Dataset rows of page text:
##########

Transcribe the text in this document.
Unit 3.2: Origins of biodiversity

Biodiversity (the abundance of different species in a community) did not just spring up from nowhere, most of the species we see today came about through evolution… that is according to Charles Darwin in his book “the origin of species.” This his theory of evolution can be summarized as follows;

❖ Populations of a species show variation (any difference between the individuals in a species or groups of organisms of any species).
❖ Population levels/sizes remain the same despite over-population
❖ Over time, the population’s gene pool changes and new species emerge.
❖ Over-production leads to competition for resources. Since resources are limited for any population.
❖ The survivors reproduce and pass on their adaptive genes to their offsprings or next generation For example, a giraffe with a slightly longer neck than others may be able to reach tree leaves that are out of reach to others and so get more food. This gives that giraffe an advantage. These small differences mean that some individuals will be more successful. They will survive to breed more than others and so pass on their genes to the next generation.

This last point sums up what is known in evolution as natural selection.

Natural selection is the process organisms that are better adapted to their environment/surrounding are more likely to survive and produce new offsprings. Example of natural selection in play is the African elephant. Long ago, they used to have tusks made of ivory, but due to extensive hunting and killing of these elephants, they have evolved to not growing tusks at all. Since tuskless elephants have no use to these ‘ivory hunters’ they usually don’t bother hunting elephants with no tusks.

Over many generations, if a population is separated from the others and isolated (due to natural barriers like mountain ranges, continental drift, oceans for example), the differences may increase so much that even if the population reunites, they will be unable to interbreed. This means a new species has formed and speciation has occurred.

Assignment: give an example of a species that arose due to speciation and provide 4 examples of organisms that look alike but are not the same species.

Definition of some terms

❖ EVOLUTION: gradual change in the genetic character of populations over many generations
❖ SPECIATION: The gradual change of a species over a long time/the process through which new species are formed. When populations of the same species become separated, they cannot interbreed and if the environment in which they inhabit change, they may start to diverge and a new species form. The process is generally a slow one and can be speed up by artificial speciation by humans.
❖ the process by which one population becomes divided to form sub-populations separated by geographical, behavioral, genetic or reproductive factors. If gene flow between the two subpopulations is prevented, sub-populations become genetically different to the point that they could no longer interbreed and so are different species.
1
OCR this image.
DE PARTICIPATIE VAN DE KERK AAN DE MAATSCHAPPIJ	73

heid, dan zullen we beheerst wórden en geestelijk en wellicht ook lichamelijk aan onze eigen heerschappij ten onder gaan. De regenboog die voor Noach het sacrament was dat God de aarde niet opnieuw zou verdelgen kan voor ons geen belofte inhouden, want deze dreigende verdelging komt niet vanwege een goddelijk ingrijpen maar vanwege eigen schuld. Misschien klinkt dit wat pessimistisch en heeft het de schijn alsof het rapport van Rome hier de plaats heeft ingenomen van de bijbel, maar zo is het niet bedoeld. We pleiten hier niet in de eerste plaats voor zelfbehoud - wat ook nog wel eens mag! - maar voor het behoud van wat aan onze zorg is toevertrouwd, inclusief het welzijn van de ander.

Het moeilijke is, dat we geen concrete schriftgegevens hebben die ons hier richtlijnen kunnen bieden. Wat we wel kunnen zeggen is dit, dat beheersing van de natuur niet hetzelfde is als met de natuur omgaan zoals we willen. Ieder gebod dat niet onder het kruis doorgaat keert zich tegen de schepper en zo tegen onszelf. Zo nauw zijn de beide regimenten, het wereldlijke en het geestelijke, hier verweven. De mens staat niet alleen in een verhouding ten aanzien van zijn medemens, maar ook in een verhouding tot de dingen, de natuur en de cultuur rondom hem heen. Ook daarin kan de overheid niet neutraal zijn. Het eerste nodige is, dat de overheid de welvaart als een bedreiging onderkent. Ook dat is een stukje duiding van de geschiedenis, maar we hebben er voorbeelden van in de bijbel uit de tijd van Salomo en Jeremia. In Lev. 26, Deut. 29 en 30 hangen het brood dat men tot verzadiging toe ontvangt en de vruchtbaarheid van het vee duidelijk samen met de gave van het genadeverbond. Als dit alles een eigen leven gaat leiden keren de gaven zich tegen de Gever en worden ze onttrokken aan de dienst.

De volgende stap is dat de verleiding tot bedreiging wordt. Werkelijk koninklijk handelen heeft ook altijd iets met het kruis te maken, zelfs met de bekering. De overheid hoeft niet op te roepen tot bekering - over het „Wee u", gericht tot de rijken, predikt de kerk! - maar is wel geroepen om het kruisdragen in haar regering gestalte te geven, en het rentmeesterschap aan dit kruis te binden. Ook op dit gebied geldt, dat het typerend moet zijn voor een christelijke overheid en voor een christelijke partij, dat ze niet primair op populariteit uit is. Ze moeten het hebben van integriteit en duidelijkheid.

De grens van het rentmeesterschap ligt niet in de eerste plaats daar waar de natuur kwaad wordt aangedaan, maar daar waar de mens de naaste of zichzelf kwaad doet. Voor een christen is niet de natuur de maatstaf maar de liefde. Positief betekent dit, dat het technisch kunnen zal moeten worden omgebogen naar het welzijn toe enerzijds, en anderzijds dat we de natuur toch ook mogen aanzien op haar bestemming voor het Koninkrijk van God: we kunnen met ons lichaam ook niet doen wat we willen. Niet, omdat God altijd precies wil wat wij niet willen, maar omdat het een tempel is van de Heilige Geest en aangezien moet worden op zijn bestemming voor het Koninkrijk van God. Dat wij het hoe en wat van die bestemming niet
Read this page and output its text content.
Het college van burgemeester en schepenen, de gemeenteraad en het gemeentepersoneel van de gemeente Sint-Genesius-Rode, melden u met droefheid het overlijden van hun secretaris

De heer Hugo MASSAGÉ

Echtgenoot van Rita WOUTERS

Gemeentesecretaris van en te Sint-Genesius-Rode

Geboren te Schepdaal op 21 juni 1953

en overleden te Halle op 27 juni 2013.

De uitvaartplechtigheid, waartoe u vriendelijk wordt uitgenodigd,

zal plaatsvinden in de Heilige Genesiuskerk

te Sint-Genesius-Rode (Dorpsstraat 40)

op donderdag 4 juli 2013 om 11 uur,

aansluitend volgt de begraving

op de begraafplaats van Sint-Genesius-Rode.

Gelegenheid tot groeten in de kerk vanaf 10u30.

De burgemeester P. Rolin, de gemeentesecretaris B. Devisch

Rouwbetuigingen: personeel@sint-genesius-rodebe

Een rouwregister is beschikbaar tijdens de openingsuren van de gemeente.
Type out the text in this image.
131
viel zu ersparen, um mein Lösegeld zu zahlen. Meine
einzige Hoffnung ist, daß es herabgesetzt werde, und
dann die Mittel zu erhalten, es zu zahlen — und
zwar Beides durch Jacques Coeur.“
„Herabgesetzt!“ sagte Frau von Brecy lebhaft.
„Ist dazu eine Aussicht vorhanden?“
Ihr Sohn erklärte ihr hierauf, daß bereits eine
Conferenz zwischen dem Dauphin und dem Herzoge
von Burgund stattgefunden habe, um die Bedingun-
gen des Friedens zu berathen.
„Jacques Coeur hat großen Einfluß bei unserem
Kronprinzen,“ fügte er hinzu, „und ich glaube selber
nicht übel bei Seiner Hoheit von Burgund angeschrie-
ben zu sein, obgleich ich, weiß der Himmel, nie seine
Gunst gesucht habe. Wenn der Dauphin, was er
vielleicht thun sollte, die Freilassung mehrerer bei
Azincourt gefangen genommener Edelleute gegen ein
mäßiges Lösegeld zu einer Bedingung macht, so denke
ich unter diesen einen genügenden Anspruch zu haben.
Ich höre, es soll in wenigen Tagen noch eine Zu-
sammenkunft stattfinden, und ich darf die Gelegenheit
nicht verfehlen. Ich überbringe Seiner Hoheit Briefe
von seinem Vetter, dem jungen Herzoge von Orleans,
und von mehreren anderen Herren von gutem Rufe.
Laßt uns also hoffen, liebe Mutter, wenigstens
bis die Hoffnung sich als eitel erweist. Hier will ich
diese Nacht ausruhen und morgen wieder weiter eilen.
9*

##########

# EXERCISE AIM
Within the records above, find every line containing "mens" and report only how many there are.

# SOLUTION
2